▶ INFORMATION SUPPLIED:
>> start
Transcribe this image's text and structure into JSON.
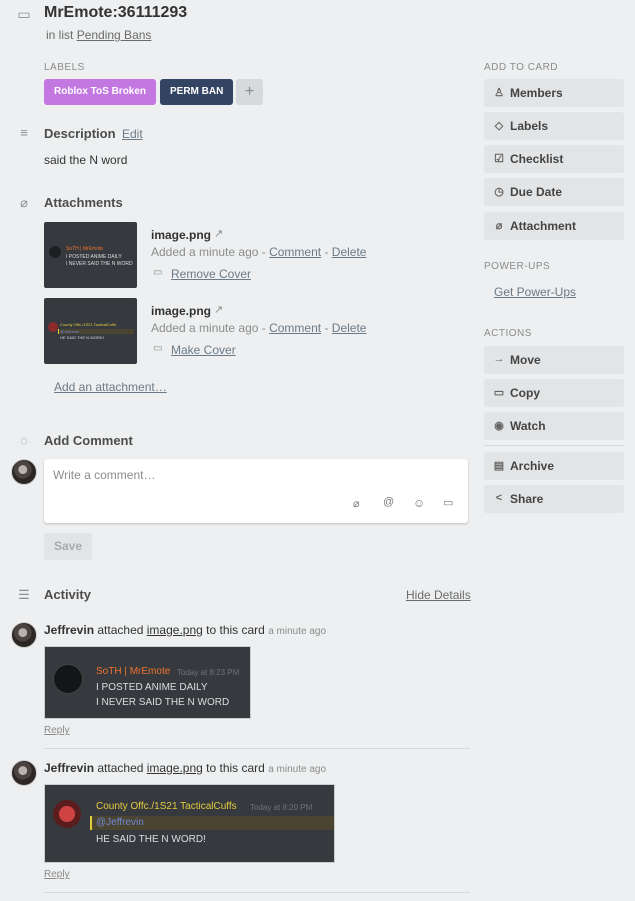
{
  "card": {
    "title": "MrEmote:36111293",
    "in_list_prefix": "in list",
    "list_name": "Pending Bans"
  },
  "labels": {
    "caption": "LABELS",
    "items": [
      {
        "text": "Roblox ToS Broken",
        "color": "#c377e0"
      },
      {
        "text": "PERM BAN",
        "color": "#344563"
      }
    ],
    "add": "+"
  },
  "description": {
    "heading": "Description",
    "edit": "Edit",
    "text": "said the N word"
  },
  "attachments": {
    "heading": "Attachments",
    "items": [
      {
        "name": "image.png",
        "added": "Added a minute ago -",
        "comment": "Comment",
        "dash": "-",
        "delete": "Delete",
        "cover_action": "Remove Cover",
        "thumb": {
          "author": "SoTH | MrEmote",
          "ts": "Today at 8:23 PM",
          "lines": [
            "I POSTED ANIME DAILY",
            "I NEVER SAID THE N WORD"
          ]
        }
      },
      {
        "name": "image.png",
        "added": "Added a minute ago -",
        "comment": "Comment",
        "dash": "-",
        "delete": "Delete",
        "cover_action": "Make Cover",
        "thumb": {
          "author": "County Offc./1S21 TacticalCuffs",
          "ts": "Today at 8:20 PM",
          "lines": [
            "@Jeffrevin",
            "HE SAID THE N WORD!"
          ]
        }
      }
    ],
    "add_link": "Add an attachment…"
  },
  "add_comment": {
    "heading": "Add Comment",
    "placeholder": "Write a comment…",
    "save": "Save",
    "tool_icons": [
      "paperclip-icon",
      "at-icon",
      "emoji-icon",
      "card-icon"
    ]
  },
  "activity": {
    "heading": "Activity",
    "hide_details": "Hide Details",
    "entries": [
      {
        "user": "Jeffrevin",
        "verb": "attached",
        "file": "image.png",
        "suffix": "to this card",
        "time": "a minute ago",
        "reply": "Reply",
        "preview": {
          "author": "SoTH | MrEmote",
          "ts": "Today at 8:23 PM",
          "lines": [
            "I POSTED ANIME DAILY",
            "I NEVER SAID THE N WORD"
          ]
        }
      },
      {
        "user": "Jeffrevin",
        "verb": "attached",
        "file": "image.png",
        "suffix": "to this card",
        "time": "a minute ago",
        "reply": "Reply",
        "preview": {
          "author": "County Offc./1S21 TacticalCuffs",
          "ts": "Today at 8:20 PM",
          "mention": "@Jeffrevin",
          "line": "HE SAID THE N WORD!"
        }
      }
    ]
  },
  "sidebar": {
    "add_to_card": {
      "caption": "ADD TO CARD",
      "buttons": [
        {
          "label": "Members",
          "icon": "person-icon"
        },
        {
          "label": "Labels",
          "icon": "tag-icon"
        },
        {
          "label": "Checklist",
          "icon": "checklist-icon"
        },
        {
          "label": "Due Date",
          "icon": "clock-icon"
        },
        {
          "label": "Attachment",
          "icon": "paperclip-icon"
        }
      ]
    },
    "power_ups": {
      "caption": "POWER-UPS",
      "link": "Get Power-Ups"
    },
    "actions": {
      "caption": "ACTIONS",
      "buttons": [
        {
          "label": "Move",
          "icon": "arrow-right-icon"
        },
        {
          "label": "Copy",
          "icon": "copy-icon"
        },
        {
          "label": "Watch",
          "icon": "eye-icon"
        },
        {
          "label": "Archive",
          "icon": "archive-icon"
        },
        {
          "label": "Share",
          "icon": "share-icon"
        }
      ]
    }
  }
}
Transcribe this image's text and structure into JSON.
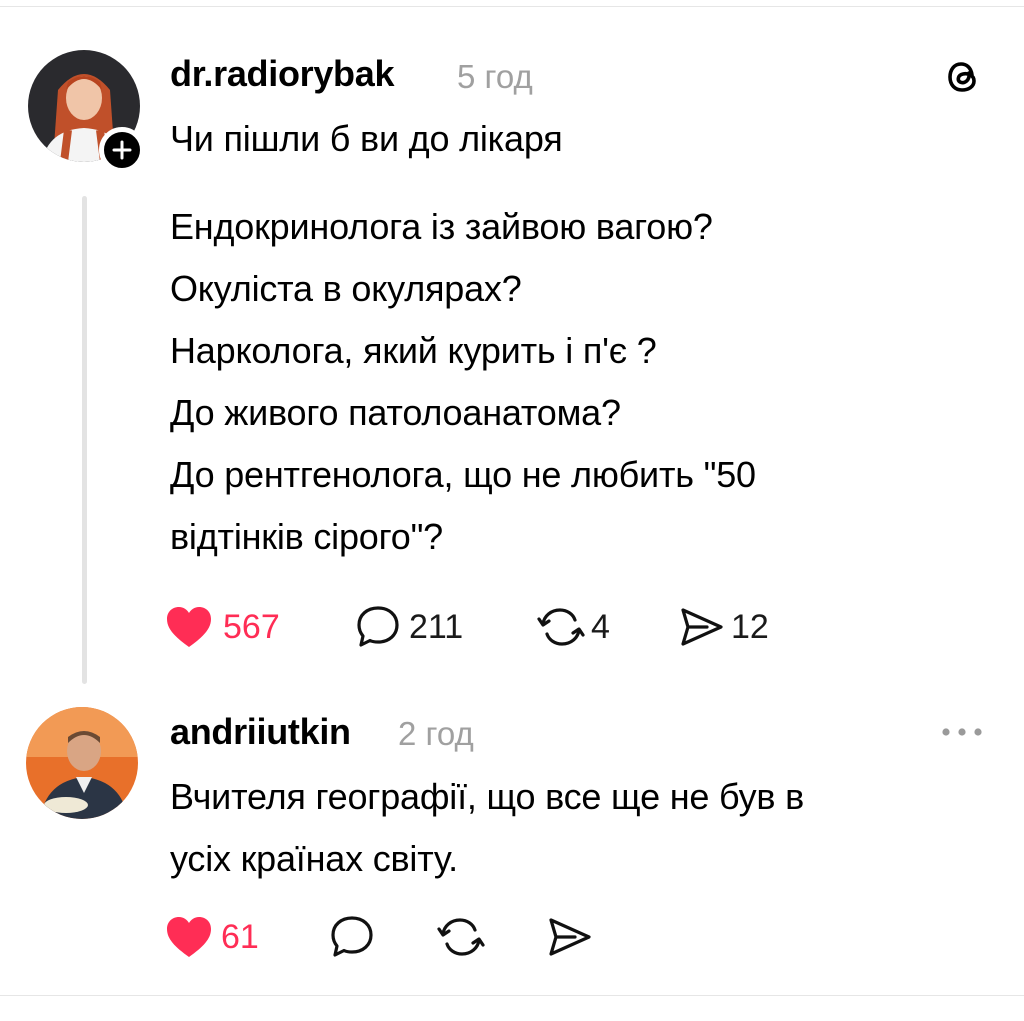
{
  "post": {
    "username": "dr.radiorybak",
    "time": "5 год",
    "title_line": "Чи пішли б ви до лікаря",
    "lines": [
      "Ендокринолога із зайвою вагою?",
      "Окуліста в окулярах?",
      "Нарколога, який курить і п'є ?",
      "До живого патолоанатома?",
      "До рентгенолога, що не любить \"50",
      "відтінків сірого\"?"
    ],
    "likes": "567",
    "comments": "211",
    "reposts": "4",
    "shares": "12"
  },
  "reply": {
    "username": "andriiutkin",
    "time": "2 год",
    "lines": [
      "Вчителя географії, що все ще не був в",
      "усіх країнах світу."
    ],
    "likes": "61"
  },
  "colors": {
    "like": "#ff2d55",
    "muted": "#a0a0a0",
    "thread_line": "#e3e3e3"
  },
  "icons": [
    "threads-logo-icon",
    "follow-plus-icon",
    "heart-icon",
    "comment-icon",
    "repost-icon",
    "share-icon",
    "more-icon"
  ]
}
>> end
>> start
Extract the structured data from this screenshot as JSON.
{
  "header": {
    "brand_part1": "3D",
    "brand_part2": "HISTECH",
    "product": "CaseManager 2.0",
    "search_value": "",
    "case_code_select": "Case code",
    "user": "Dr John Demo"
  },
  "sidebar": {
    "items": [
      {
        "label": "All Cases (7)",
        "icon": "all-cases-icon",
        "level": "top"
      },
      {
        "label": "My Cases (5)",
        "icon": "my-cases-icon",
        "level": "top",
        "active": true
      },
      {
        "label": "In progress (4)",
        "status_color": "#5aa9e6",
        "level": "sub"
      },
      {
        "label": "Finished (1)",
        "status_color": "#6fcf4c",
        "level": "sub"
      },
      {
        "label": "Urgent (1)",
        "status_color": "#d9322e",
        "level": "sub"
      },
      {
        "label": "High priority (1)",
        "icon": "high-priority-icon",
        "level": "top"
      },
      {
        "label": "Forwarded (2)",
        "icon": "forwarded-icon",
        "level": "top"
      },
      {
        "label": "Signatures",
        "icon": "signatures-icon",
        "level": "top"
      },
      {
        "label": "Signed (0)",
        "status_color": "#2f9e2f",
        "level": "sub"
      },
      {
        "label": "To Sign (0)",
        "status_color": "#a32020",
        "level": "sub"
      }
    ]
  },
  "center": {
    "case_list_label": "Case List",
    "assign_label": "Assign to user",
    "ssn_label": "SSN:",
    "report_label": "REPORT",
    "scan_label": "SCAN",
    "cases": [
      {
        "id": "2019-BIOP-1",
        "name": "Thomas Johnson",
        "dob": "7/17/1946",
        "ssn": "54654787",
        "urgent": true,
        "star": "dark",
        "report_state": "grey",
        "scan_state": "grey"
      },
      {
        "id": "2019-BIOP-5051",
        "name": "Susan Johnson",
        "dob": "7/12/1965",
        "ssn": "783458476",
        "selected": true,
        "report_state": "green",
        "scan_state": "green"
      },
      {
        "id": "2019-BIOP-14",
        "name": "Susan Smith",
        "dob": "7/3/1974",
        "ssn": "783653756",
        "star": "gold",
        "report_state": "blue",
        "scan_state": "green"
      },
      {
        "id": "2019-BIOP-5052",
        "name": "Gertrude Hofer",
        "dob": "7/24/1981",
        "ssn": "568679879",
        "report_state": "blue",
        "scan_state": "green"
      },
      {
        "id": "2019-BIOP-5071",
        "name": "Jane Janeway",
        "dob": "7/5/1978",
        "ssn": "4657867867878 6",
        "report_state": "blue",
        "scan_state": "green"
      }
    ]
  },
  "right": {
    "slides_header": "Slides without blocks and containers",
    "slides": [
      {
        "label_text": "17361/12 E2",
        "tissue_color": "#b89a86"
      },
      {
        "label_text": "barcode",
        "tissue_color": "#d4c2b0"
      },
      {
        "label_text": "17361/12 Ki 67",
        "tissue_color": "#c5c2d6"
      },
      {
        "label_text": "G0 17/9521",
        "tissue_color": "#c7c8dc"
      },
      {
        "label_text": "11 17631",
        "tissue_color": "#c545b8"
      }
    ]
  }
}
>> end
▶ WHAT NEEDS TO BE DONE: Using the records above, find and show each line with the string "true".

▶ RESULT OF THIS EXERCISE:
        "active": true
        "urgent": true,
        "selected": true,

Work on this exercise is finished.